─── Records for this task ───

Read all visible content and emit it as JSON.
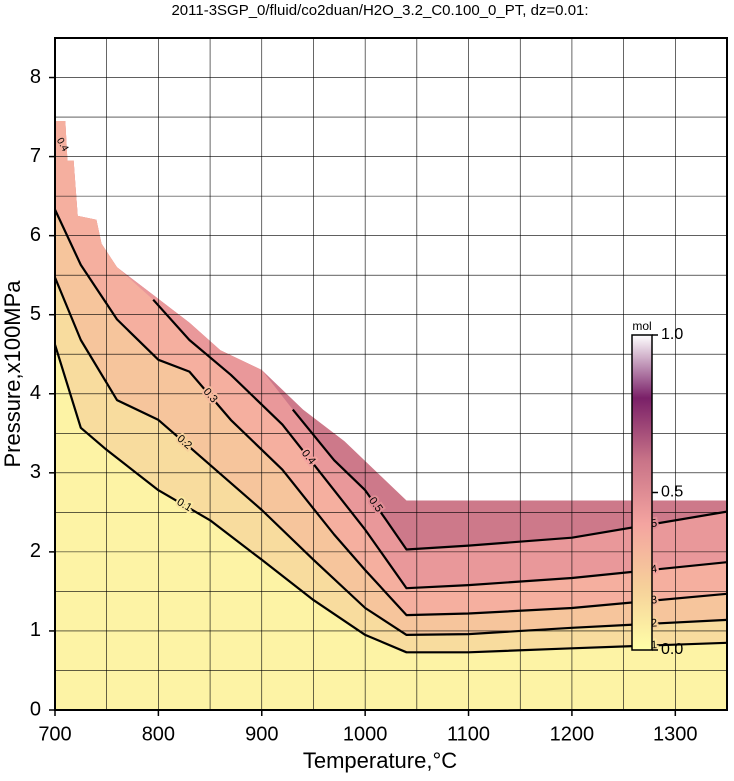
{
  "chart_data": {
    "type": "contour",
    "title": "2011-3SGP_0/fluid/co2duan/H2O_3.2_C0.100_0_PT, dz=0.01:",
    "x_label": "Temperature,°C",
    "y_label": "Pressure,x100MPa",
    "xlim": [
      700,
      1350
    ],
    "ylim": [
      0,
      8.5
    ],
    "xticks": [
      700,
      800,
      900,
      1000,
      1100,
      1200,
      1300
    ],
    "yticks": [
      0,
      1,
      2,
      3,
      4,
      5,
      6,
      7,
      8
    ],
    "xminor": [
      750,
      850,
      950,
      1050,
      1150,
      1250
    ],
    "yminor": [
      0.5,
      1.5,
      2.5,
      3.5,
      4.5,
      5.5,
      6.5,
      7.5
    ],
    "grid": true,
    "domain": {
      "x": [
        700,
        710,
        712,
        718,
        722,
        740,
        745,
        760,
        800,
        830,
        860,
        900,
        940,
        980,
        1020,
        1040,
        1050,
        1350
      ],
      "y": [
        7.45,
        7.45,
        6.95,
        6.95,
        6.25,
        6.2,
        5.9,
        5.6,
        5.2,
        4.9,
        4.55,
        4.3,
        3.8,
        3.4,
        2.9,
        2.65,
        2.65,
        2.65
      ]
    },
    "contours": [
      {
        "level": 0.1,
        "x": [
          700,
          725,
          750,
          800,
          850,
          900,
          950,
          1000,
          1040,
          1100,
          1200,
          1350
        ],
        "y": [
          4.62,
          3.57,
          3.29,
          2.78,
          2.4,
          1.9,
          1.39,
          0.95,
          0.73,
          0.73,
          0.78,
          0.85
        ]
      },
      {
        "level": 0.2,
        "x": [
          700,
          725,
          760,
          800,
          850,
          900,
          950,
          1000,
          1040,
          1100,
          1200,
          1350
        ],
        "y": [
          5.47,
          4.68,
          3.92,
          3.67,
          3.1,
          2.53,
          1.9,
          1.29,
          0.95,
          0.96,
          1.04,
          1.14
        ]
      },
      {
        "level": 0.3,
        "x": [
          700,
          725,
          760,
          800,
          830,
          870,
          920,
          970,
          1000,
          1040,
          1100,
          1200,
          1350
        ],
        "y": [
          6.33,
          5.63,
          4.94,
          4.43,
          4.28,
          3.67,
          3.04,
          2.22,
          1.77,
          1.2,
          1.22,
          1.29,
          1.47
        ]
      },
      {
        "level": 0.4,
        "x": [
          795,
          830,
          870,
          920,
          970,
          1000,
          1040,
          1100,
          1200,
          1350
        ],
        "y": [
          5.19,
          4.68,
          4.24,
          3.61,
          2.78,
          2.28,
          1.54,
          1.58,
          1.67,
          1.87
        ]
      },
      {
        "level": 0.5,
        "x": [
          930,
          970,
          1000,
          1020,
          1040,
          1100,
          1200,
          1350
        ],
        "y": [
          3.8,
          3.16,
          2.78,
          2.41,
          2.03,
          2.08,
          2.18,
          2.51
        ]
      }
    ],
    "annotations": [
      {
        "text": "0.4",
        "x": 707,
        "y": 7.15
      }
    ],
    "colorbar": {
      "label": "mol",
      "zlim": [
        0,
        1
      ],
      "zticks": [
        {
          "value": 0,
          "label": "0.0"
        },
        0.5,
        {
          "value": 1,
          "label": "1.0"
        }
      ],
      "colormap": [
        "#ffffa8",
        "#f6d09a",
        "#f4a4a0",
        "#c97488",
        "#7a2068",
        "#ffffff"
      ]
    }
  }
}
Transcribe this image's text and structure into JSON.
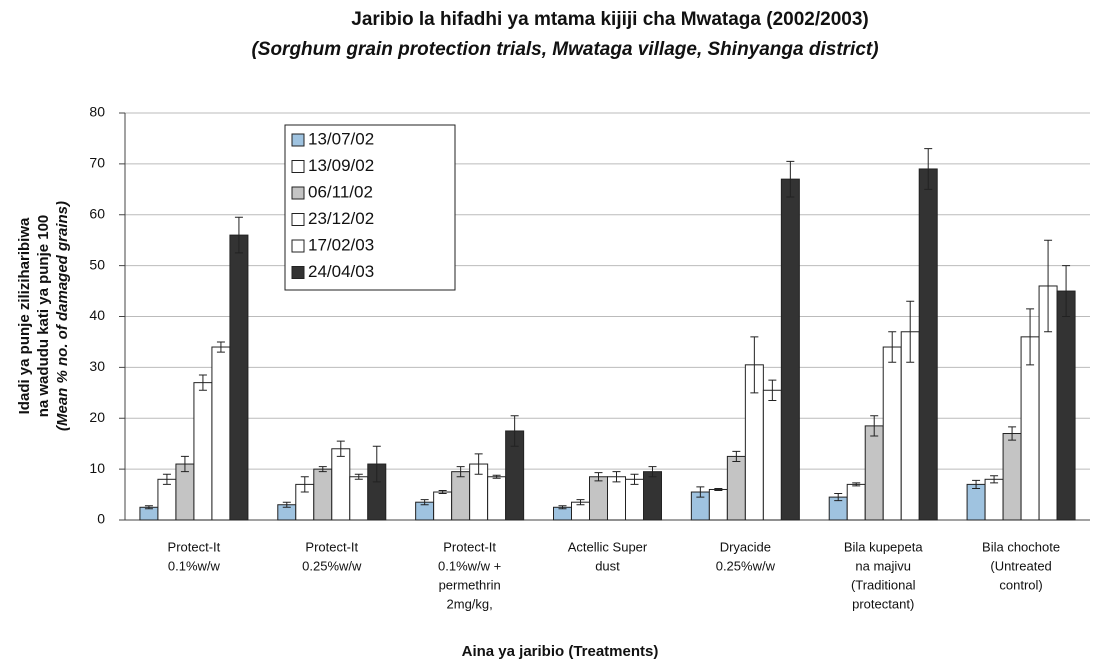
{
  "chart_data": {
    "type": "bar",
    "title": "Jaribio la hifadhi ya mtama kijiji cha Mwataga (2002/2003)",
    "subtitle": "(Sorghum grain protection trials, Mwataga village, Shinyanga district)",
    "y_label": [
      "Idadi ya punje ziliziharibiwa",
      "na wadudu kati ya punje 100",
      "(Mean % no. of damaged grains)"
    ],
    "x_label": "Aina ya jaribio (Treatments)",
    "categories": [
      [
        "Protect-It",
        "0.1%w/w"
      ],
      [
        "Protect-It",
        "0.25%w/w"
      ],
      [
        "Protect-It",
        "0.1%w/w +",
        "permethrin",
        "2mg/kg,"
      ],
      [
        "Actellic Super",
        "dust"
      ],
      [
        "Dryacide",
        "0.25%w/w"
      ],
      [
        "Bila kupepeta",
        "na majivu",
        "(Traditional",
        "protectant)"
      ],
      [
        "Bila chochote",
        "(Untreated",
        "control)"
      ]
    ],
    "series": [
      {
        "name": "13/07/02",
        "color": "#9fc3e0",
        "values": [
          2.5,
          3,
          3.5,
          2.5,
          5.5,
          4.5,
          7
        ],
        "errors": [
          0.3,
          0.5,
          0.5,
          0.3,
          1,
          0.7,
          0.8
        ]
      },
      {
        "name": "13/09/02",
        "color": "#ffffff",
        "values": [
          8,
          7,
          5.5,
          3.5,
          6,
          7,
          8
        ],
        "errors": [
          1,
          1.5,
          0.3,
          0.5,
          0.2,
          0.3,
          0.7
        ]
      },
      {
        "name": "06/11/02",
        "color": "#c4c4c4",
        "values": [
          11,
          10,
          9.5,
          8.5,
          12.5,
          18.5,
          17
        ],
        "errors": [
          1.5,
          0.5,
          1,
          0.8,
          1,
          2,
          1.3
        ]
      },
      {
        "name": "23/12/02",
        "color": "#ffffff",
        "values": [
          27,
          14,
          11,
          8.5,
          30.5,
          34,
          36
        ],
        "errors": [
          1.5,
          1.5,
          2,
          1,
          5.5,
          3,
          5.5
        ]
      },
      {
        "name": "17/02/03",
        "color": "#ffffff",
        "values": [
          34,
          8.5,
          8.5,
          8,
          25.5,
          37,
          46
        ],
        "errors": [
          1,
          0.5,
          0.3,
          1,
          2,
          6,
          9
        ]
      },
      {
        "name": "24/04/03",
        "color": "#333333",
        "values": [
          56,
          11,
          17.5,
          9.5,
          67,
          69,
          45
        ],
        "errors": [
          3.5,
          3.5,
          3,
          1,
          3.5,
          4,
          5
        ]
      }
    ],
    "ylim": [
      0,
      80
    ],
    "yticks": [
      0,
      10,
      20,
      30,
      40,
      50,
      60,
      70,
      80
    ],
    "grid": true
  }
}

───

— Direction —
Return each line exactly as written. Any picture gets left out.

— Response —
Read all visible content and emit it as JSON.
{
  "chart_data": {
    "type": "contour",
    "title": "2011-3SGP_0/fluid/co2duan/H2O_3.2_C0.100_0_PT, dz=0.01:",
    "x_label": "Temperature,°C",
    "y_label": "Pressure,x100MPa",
    "xlim": [
      700,
      1350
    ],
    "ylim": [
      0,
      8.5
    ],
    "xticks": [
      700,
      800,
      900,
      1000,
      1100,
      1200,
      1300
    ],
    "yticks": [
      0,
      1,
      2,
      3,
      4,
      5,
      6,
      7,
      8
    ],
    "xminor": [
      750,
      850,
      950,
      1050,
      1150,
      1250
    ],
    "yminor": [
      0.5,
      1.5,
      2.5,
      3.5,
      4.5,
      5.5,
      6.5,
      7.5
    ],
    "grid": true,
    "domain": {
      "x": [
        700,
        710,
        712,
        718,
        722,
        740,
        745,
        760,
        800,
        830,
        860,
        900,
        940,
        980,
        1020,
        1040,
        1050,
        1350
      ],
      "y": [
        7.45,
        7.45,
        6.95,
        6.95,
        6.25,
        6.2,
        5.9,
        5.6,
        5.2,
        4.9,
        4.55,
        4.3,
        3.8,
        3.4,
        2.9,
        2.65,
        2.65,
        2.65
      ]
    },
    "contours": [
      {
        "level": 0.1,
        "x": [
          700,
          725,
          750,
          800,
          850,
          900,
          950,
          1000,
          1040,
          1100,
          1200,
          1350
        ],
        "y": [
          4.62,
          3.57,
          3.29,
          2.78,
          2.4,
          1.9,
          1.39,
          0.95,
          0.73,
          0.73,
          0.78,
          0.85
        ]
      },
      {
        "level": 0.2,
        "x": [
          700,
          725,
          760,
          800,
          850,
          900,
          950,
          1000,
          1040,
          1100,
          1200,
          1350
        ],
        "y": [
          5.47,
          4.68,
          3.92,
          3.67,
          3.1,
          2.53,
          1.9,
          1.29,
          0.95,
          0.96,
          1.04,
          1.14
        ]
      },
      {
        "level": 0.3,
        "x": [
          700,
          725,
          760,
          800,
          830,
          870,
          920,
          970,
          1000,
          1040,
          1100,
          1200,
          1350
        ],
        "y": [
          6.33,
          5.63,
          4.94,
          4.43,
          4.28,
          3.67,
          3.04,
          2.22,
          1.77,
          1.2,
          1.22,
          1.29,
          1.47
        ]
      },
      {
        "level": 0.4,
        "x": [
          795,
          830,
          870,
          920,
          970,
          1000,
          1040,
          1100,
          1200,
          1350
        ],
        "y": [
          5.19,
          4.68,
          4.24,
          3.61,
          2.78,
          2.28,
          1.54,
          1.58,
          1.67,
          1.87
        ]
      },
      {
        "level": 0.5,
        "x": [
          930,
          970,
          1000,
          1020,
          1040,
          1100,
          1200,
          1350
        ],
        "y": [
          3.8,
          3.16,
          2.78,
          2.41,
          2.03,
          2.08,
          2.18,
          2.51
        ]
      }
    ],
    "annotations": [
      {
        "text": "0.4",
        "x": 707,
        "y": 7.15
      }
    ],
    "colorbar": {
      "label": "mol",
      "zlim": [
        0,
        1
      ],
      "zticks": [
        {
          "value": 0,
          "label": "0.0"
        },
        0.5,
        {
          "value": 1,
          "label": "1.0"
        }
      ],
      "colormap": [
        "#ffffa8",
        "#f6d09a",
        "#f4a4a0",
        "#c97488",
        "#7a2068",
        "#ffffff"
      ]
    }
  }
}
Transcribe this image's text and structure into JSON.
{
  "chart_data": {
    "type": "bar",
    "title": "Jaribio la hifadhi ya mtama kijiji cha Mwataga (2002/2003)",
    "subtitle": "(Sorghum grain protection trials, Mwataga village, Shinyanga district)",
    "y_label": [
      "Idadi ya punje ziliziharibiwa",
      "na wadudu kati ya punje 100",
      "(Mean % no. of damaged grains)"
    ],
    "x_label": "Aina ya jaribio (Treatments)",
    "categories": [
      [
        "Protect-It",
        "0.1%w/w"
      ],
      [
        "Protect-It",
        "0.25%w/w"
      ],
      [
        "Protect-It",
        "0.1%w/w +",
        "permethrin",
        "2mg/kg,"
      ],
      [
        "Actellic Super",
        "dust"
      ],
      [
        "Dryacide",
        "0.25%w/w"
      ],
      [
        "Bila kupepeta",
        "na majivu",
        "(Traditional",
        "protectant)"
      ],
      [
        "Bila chochote",
        "(Untreated",
        "control)"
      ]
    ],
    "series": [
      {
        "name": "13/07/02",
        "color": "#9fc3e0",
        "values": [
          2.5,
          3,
          3.5,
          2.5,
          5.5,
          4.5,
          7
        ],
        "errors": [
          0.3,
          0.5,
          0.5,
          0.3,
          1,
          0.7,
          0.8
        ]
      },
      {
        "name": "13/09/02",
        "color": "#ffffff",
        "values": [
          8,
          7,
          5.5,
          3.5,
          6,
          7,
          8
        ],
        "errors": [
          1,
          1.5,
          0.3,
          0.5,
          0.2,
          0.3,
          0.7
        ]
      },
      {
        "name": "06/11/02",
        "color": "#c4c4c4",
        "values": [
          11,
          10,
          9.5,
          8.5,
          12.5,
          18.5,
          17
        ],
        "errors": [
          1.5,
          0.5,
          1,
          0.8,
          1,
          2,
          1.3
        ]
      },
      {
        "name": "23/12/02",
        "color": "#ffffff",
        "values": [
          27,
          14,
          11,
          8.5,
          30.5,
          34,
          36
        ],
        "errors": [
          1.5,
          1.5,
          2,
          1,
          5.5,
          3,
          5.5
        ]
      },
      {
        "name": "17/02/03",
        "color": "#ffffff",
        "values": [
          34,
          8.5,
          8.5,
          8,
          25.5,
          37,
          46
        ],
        "errors": [
          1,
          0.5,
          0.3,
          1,
          2,
          6,
          9
        ]
      },
      {
        "name": "24/04/03",
        "color": "#333333",
        "values": [
          56,
          11,
          17.5,
          9.5,
          67,
          69,
          45
        ],
        "errors": [
          3.5,
          3.5,
          3,
          1,
          3.5,
          4,
          5
        ]
      }
    ],
    "ylim": [
      0,
      80
    ],
    "yticks": [
      0,
      10,
      20,
      30,
      40,
      50,
      60,
      70,
      80
    ],
    "grid": true
  }
}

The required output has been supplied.